### The problem
Check every line below for the word "instrument" and copy each one that has it.
— Start —
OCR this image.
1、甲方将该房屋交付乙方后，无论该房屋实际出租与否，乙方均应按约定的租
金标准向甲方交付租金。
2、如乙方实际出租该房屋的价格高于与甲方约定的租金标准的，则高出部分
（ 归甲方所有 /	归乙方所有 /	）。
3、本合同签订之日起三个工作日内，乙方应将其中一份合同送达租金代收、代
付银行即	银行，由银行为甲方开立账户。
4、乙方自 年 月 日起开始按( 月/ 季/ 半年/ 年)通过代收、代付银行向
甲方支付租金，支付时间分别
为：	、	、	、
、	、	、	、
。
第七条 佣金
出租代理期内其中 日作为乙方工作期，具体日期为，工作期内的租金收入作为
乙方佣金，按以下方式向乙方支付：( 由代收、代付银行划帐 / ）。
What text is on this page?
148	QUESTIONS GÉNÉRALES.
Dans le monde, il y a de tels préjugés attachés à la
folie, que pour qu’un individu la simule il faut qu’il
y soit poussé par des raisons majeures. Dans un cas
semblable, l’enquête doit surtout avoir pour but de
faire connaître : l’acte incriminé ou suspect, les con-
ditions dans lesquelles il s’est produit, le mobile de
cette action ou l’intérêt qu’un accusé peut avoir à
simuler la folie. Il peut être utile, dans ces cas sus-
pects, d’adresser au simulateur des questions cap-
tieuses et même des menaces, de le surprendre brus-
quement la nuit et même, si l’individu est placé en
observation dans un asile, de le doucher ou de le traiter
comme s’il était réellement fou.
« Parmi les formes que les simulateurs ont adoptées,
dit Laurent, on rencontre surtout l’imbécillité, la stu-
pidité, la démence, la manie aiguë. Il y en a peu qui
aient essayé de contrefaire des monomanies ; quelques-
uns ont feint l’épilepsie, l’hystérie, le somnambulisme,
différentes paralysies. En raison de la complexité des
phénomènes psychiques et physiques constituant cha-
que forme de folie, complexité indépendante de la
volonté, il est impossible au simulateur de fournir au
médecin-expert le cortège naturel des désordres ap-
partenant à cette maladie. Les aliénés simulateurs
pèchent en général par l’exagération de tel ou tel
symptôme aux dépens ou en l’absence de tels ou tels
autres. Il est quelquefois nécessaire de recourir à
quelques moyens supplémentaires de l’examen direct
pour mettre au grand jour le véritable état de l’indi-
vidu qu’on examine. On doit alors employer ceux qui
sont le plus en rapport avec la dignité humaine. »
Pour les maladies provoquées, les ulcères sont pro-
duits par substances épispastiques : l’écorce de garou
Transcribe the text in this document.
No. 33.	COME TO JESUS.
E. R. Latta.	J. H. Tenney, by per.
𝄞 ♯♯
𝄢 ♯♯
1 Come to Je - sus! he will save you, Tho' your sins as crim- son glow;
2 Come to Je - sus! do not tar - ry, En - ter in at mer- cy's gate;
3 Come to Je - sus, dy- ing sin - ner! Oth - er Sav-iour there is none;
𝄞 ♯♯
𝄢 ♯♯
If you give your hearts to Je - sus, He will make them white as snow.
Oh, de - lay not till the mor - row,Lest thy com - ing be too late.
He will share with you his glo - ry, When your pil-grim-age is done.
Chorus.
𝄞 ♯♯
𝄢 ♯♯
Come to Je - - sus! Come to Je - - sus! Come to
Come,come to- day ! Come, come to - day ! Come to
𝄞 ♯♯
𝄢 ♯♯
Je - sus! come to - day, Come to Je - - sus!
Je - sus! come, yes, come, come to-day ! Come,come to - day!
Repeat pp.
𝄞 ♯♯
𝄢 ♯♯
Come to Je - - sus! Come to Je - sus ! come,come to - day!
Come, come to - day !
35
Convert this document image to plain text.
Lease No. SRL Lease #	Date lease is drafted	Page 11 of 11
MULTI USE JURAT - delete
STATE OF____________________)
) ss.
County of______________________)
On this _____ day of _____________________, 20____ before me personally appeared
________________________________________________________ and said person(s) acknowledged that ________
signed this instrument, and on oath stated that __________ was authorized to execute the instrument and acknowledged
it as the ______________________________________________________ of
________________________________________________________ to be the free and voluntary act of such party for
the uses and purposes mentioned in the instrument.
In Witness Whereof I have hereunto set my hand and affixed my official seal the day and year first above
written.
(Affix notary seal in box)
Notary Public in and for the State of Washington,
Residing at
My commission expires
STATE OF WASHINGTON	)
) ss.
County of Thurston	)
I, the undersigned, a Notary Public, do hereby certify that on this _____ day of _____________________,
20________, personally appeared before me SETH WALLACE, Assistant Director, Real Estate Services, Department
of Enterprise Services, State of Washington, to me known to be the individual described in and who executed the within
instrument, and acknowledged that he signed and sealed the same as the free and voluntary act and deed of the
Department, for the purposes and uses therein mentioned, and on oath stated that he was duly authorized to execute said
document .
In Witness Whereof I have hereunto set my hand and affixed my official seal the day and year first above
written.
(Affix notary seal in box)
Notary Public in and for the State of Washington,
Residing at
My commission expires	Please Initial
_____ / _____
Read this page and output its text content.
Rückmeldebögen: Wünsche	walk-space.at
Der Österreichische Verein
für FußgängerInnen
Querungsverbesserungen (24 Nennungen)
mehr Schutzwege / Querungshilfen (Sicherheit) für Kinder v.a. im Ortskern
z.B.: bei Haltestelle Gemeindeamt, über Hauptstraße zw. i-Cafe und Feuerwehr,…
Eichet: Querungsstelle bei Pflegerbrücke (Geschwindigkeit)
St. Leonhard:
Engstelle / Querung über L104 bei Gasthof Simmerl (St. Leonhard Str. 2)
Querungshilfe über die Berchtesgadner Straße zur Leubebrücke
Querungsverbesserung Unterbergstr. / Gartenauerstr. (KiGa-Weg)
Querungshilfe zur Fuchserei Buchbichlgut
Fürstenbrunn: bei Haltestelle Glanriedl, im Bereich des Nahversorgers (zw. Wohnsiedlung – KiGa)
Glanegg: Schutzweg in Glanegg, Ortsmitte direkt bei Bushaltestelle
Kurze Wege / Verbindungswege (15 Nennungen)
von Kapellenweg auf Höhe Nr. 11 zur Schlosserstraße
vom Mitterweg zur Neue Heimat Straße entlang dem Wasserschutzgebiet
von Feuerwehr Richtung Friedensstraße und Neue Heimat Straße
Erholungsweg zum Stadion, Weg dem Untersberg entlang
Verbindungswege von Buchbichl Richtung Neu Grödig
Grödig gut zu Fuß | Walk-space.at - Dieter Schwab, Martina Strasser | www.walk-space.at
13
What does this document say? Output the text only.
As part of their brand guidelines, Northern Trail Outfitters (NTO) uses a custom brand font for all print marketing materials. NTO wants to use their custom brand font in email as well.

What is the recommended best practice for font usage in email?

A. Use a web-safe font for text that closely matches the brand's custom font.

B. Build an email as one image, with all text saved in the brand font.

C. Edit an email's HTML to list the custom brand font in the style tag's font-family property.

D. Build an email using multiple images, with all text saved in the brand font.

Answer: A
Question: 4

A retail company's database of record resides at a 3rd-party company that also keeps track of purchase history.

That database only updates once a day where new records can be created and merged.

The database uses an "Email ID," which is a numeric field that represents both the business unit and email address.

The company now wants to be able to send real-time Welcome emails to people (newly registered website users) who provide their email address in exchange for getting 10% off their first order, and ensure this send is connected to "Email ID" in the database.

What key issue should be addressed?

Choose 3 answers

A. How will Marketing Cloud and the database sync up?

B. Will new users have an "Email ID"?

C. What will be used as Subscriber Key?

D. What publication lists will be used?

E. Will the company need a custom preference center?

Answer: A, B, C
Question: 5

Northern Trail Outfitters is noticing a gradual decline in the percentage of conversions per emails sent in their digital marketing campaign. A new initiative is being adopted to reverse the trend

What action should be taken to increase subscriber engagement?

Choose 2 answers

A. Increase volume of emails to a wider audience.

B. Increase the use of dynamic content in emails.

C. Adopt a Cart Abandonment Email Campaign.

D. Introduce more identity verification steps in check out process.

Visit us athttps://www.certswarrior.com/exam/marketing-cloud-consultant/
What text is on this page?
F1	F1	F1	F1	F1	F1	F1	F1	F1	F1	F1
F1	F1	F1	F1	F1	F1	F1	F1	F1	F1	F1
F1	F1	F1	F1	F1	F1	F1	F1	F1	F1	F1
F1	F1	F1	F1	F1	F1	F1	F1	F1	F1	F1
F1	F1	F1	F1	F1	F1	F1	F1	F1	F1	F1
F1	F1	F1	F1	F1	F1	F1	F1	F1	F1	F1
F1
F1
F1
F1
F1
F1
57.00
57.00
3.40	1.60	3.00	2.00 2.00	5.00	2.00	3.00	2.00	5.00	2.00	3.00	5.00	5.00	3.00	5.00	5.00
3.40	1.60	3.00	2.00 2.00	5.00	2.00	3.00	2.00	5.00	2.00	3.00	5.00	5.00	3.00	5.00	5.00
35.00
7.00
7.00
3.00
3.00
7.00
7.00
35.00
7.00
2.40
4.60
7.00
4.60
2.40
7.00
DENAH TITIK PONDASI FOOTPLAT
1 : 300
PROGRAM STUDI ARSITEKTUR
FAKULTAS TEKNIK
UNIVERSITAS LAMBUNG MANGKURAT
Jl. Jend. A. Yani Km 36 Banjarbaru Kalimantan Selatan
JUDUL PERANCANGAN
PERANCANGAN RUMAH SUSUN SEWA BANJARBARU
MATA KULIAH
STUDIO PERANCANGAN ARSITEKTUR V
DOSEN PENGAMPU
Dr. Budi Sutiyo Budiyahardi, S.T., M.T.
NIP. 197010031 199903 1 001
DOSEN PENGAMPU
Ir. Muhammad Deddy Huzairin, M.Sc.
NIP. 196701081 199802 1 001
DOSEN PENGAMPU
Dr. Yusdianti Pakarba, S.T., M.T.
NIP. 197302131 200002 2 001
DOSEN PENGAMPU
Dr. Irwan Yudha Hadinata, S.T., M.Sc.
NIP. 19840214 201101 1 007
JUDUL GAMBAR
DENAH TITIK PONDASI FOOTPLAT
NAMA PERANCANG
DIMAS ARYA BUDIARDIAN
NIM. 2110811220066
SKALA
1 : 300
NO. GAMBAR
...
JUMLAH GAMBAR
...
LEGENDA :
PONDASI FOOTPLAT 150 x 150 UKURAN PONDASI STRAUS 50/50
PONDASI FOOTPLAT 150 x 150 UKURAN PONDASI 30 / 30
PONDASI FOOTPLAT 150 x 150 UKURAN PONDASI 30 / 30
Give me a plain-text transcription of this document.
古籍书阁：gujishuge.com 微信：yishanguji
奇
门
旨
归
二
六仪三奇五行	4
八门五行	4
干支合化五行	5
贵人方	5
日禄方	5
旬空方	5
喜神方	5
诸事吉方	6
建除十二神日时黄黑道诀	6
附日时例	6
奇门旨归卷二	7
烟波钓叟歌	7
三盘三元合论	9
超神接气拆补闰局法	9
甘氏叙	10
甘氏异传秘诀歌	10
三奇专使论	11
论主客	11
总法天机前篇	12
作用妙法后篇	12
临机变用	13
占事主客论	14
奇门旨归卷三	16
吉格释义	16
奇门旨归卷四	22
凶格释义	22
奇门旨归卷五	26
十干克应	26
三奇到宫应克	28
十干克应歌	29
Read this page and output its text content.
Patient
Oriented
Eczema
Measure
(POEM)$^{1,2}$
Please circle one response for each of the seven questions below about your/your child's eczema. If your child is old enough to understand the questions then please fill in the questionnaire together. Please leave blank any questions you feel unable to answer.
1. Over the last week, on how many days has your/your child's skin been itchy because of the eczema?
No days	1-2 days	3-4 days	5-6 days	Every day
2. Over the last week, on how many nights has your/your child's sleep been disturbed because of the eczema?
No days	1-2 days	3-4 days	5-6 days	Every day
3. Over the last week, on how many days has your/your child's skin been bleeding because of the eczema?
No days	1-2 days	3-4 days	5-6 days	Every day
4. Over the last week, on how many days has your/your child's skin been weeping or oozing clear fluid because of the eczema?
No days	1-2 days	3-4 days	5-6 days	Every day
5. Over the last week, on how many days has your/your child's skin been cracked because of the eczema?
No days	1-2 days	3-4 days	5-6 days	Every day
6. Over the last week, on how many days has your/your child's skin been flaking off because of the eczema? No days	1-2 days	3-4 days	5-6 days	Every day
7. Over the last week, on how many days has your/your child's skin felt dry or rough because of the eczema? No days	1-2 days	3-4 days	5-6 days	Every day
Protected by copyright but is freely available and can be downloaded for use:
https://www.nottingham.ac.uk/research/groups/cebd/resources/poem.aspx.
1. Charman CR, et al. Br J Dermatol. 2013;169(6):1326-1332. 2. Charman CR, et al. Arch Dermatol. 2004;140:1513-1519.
— End —
### The solution
signed this instrument, and on oath stated that __________ was authorized to execute the instrument and acknowledged
the uses and purposes mentioned in the instrument.
instrument, and acknowledged that he signed and sealed the same as the free and voluntary act and deed of the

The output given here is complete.